**EXERCISE DETAILS**:
Quote the entries word for word. Omit the pictures.

**INPUT**:
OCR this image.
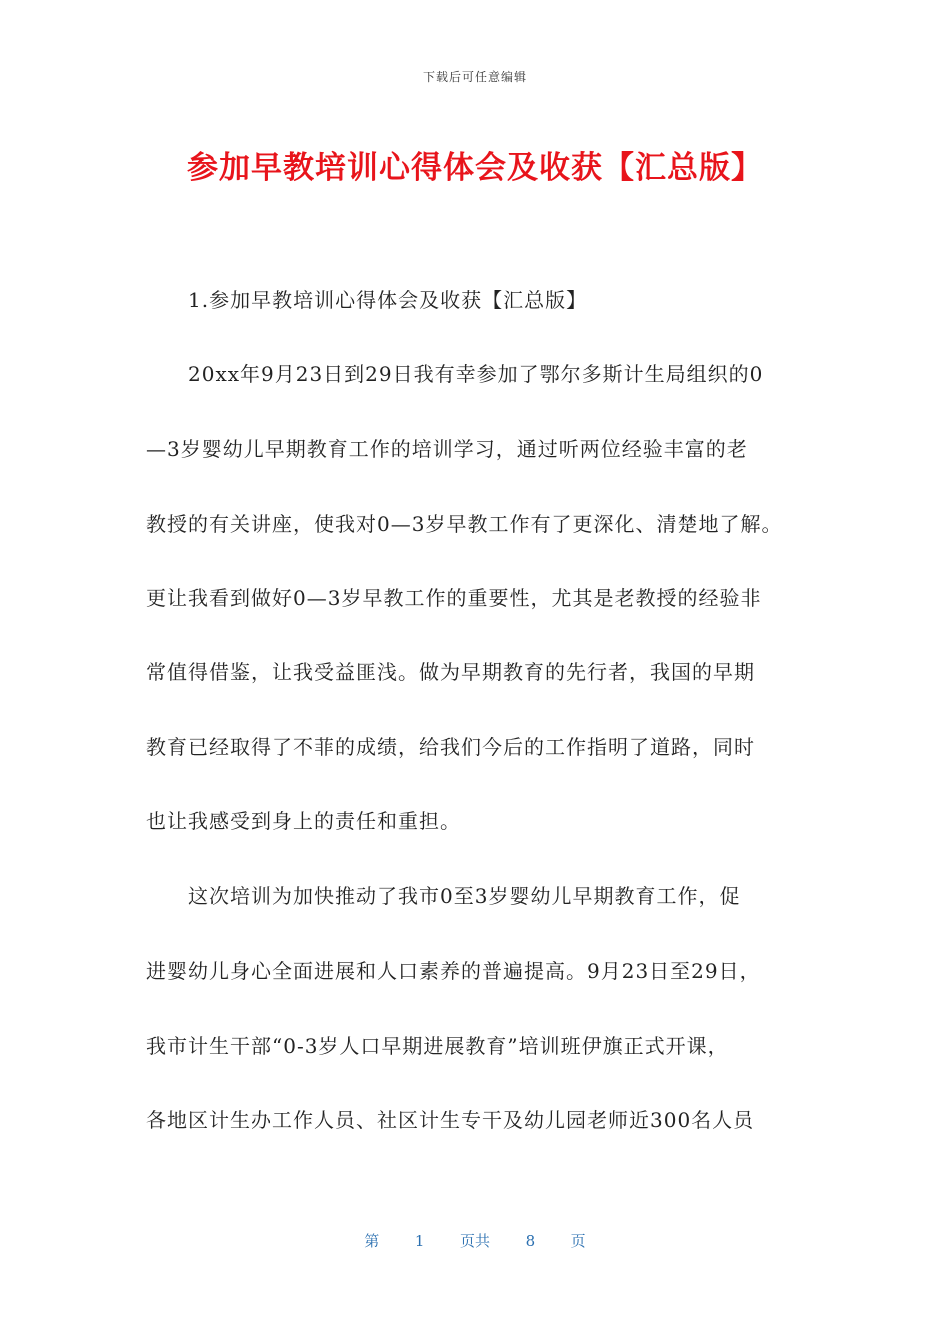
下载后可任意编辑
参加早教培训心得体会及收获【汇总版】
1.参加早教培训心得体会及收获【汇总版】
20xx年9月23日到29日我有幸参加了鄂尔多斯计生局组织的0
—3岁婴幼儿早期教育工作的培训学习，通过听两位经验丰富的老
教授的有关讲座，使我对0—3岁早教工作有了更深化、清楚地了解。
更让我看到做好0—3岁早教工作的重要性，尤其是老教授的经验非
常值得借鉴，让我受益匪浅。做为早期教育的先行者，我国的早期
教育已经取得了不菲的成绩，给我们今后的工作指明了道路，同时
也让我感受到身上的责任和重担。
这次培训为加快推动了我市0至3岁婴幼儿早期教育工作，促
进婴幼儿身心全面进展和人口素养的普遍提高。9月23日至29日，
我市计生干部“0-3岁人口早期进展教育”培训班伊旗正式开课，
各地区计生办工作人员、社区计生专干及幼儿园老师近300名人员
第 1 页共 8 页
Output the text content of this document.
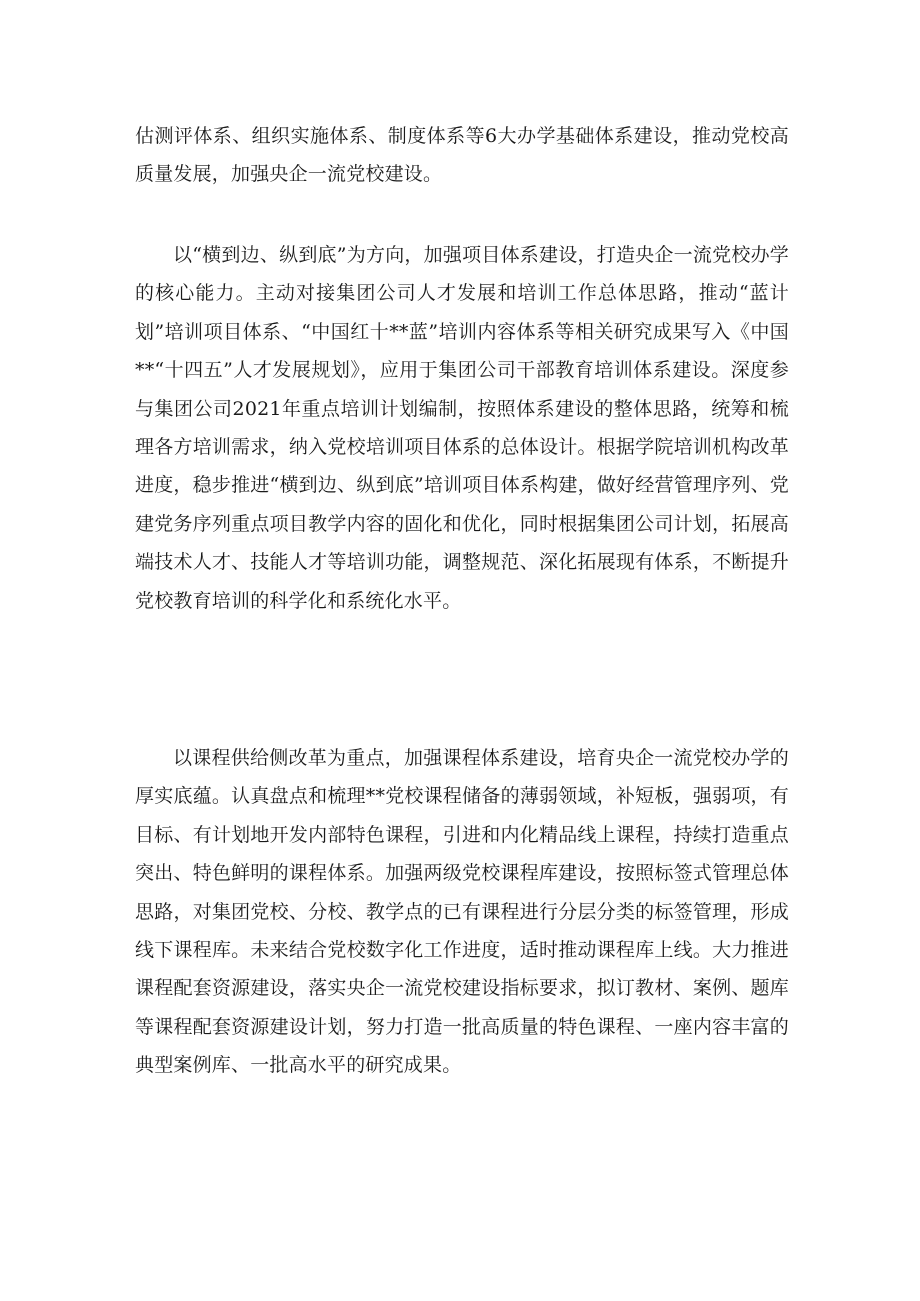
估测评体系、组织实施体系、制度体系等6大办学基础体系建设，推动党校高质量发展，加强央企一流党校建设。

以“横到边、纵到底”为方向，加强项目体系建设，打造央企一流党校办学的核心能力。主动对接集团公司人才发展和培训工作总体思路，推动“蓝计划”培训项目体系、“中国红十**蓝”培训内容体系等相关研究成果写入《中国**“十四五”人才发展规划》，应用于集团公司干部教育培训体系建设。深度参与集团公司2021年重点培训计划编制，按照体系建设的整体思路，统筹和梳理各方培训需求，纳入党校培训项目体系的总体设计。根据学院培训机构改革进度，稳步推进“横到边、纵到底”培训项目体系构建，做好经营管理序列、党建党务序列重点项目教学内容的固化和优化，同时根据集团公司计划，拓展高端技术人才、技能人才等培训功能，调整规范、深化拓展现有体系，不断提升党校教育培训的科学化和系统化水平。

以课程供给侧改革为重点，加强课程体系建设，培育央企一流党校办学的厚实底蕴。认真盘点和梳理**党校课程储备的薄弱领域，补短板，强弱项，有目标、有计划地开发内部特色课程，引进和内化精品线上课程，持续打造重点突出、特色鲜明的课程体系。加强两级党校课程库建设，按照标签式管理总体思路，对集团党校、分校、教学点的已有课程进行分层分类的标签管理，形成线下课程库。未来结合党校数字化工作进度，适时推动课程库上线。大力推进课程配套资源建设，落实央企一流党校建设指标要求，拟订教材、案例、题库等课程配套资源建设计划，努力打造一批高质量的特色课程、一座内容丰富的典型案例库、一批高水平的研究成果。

**EXERCISE OUTPUT**:
OCR this image.
下载后可任意编辑
参加早教培训心得体会及收获【汇总版】
1.参加早教培训心得体会及收获【汇总版】
20xx年9月23日到29日我有幸参加了鄂尔多斯计生局组织的0
—3岁婴幼儿早期教育工作的培训学习，通过听两位经验丰富的老
教授的有关讲座，使我对0—3岁早教工作有了更深化、清楚地了解。
更让我看到做好0—3岁早教工作的重要性，尤其是老教授的经验非
常值得借鉴，让我受益匪浅。做为早期教育的先行者，我国的早期
教育已经取得了不菲的成绩，给我们今后的工作指明了道路，同时
也让我感受到身上的责任和重担。
这次培训为加快推动了我市0至3岁婴幼儿早期教育工作，促
进婴幼儿身心全面进展和人口素养的普遍提高。9月23日至29日，
我市计生干部“0-3岁人口早期进展教育”培训班伊旗正式开课，
各地区计生办工作人员、社区计生专干及幼儿园老师近300名人员
第 1 页共 8 页
Output the text content of this document.
估测评体系、组织实施体系、制度体系等6大办学基础体系建设，推动党校高质量发展，加强央企一流党校建设。

以“横到边、纵到底”为方向，加强项目体系建设，打造央企一流党校办学的核心能力。主动对接集团公司人才发展和培训工作总体思路，推动“蓝计划”培训项目体系、“中国红十**蓝”培训内容体系等相关研究成果写入《中国**“十四五”人才发展规划》，应用于集团公司干部教育培训体系建设。深度参与集团公司2021年重点培训计划编制，按照体系建设的整体思路，统筹和梳理各方培训需求，纳入党校培训项目体系的总体设计。根据学院培训机构改革进度，稳步推进“横到边、纵到底”培训项目体系构建，做好经营管理序列、党建党务序列重点项目教学内容的固化和优化，同时根据集团公司计划，拓展高端技术人才、技能人才等培训功能，调整规范、深化拓展现有体系，不断提升党校教育培训的科学化和系统化水平。

以课程供给侧改革为重点，加强课程体系建设，培育央企一流党校办学的厚实底蕴。认真盘点和梳理**党校课程储备的薄弱领域，补短板，强弱项，有目标、有计划地开发内部特色课程，引进和内化精品线上课程，持续打造重点突出、特色鲜明的课程体系。加强两级党校课程库建设，按照标签式管理总体思路，对集团党校、分校、教学点的已有课程进行分层分类的标签管理，形成线下课程库。未来结合党校数字化工作进度，适时推动课程库上线。大力推进课程配套资源建设，落实央企一流党校建设指标要求，拟订教材、案例、题库等课程配套资源建设计划，努力打造一批高质量的特色课程、一座内容丰富的典型案例库、一批高水平的研究成果。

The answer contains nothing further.